■ PROBLEM TO WORK ON ■
Quote every line of the data below as it stands, omitting pictures.

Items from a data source
□ □ □

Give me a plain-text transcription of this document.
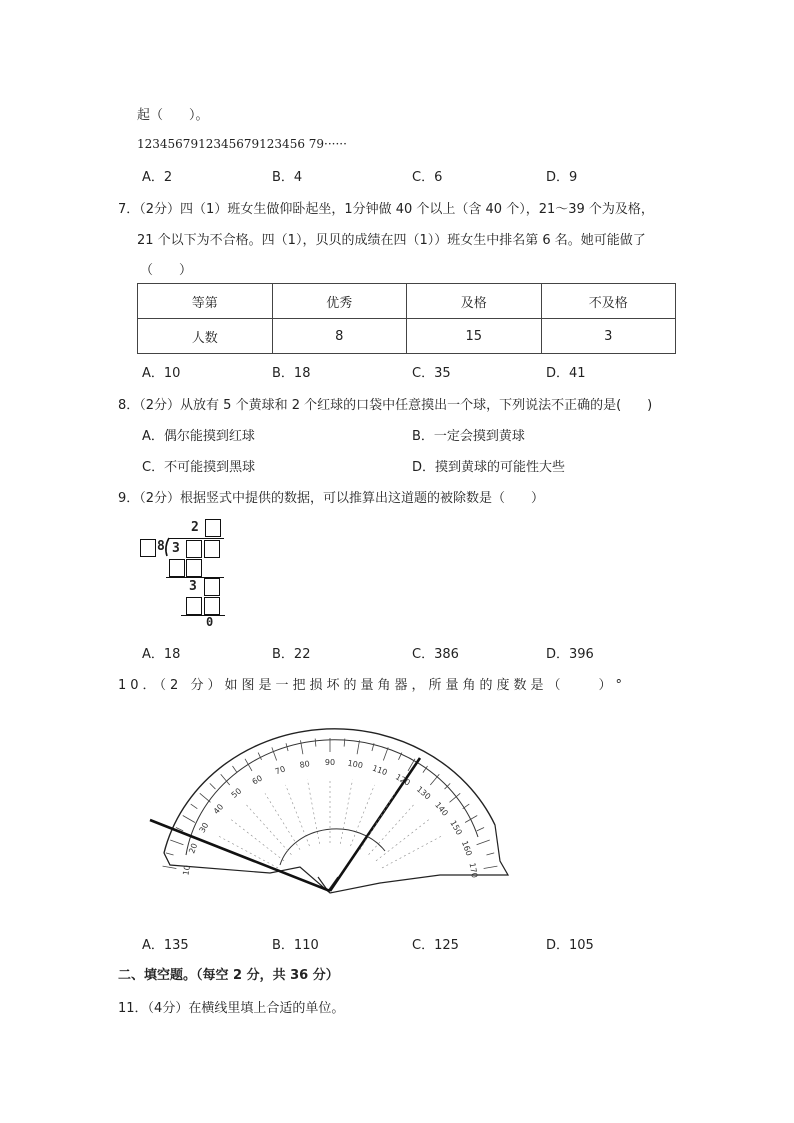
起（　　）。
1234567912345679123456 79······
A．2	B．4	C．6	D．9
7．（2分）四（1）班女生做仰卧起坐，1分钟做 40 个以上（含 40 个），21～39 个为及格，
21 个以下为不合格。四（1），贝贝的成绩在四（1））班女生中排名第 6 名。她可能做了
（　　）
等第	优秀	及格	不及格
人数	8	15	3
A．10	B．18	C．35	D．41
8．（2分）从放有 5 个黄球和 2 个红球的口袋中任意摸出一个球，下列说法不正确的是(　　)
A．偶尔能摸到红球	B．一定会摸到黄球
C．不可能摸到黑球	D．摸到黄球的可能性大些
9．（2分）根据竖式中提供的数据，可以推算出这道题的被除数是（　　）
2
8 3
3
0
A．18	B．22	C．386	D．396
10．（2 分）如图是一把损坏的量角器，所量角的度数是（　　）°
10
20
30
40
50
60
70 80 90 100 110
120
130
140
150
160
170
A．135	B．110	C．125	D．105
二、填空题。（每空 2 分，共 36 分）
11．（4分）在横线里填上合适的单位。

□ □ □

■ SOLVED EXERCISE ■
Give me a plain-text transcription of this document.
起（　　）。
1234567912345679123456 79······
A．2	B．4	C．6	D．9
7．（2分）四（1）班女生做仰卧起坐，1分钟做 40 个以上（含 40 个），21～39 个为及格，
21 个以下为不合格。四（1），贝贝的成绩在四（1））班女生中排名第 6 名。她可能做了
（　　）
等第	优秀	及格	不及格
人数	8	15	3
A．10	B．18	C．35	D．41
8．（2分）从放有 5 个黄球和 2 个红球的口袋中任意摸出一个球，下列说法不正确的是(　　)
A．偶尔能摸到红球	B．一定会摸到黄球
C．不可能摸到黑球	D．摸到黄球的可能性大些
9．（2分）根据竖式中提供的数据，可以推算出这道题的被除数是（　　）
2
8 3
3
0
A．18	B．22	C．386	D．396
10．（2 分）如图是一把损坏的量角器，所量角的度数是（　　）°
10
20
30
40
50
60
70 80 90 100 110
120
130
140
150
160
170
A．135	B．110	C．125	D．105
二、填空题。（每空 2 分，共 36 分）
11．（4分）在横线里填上合适的单位。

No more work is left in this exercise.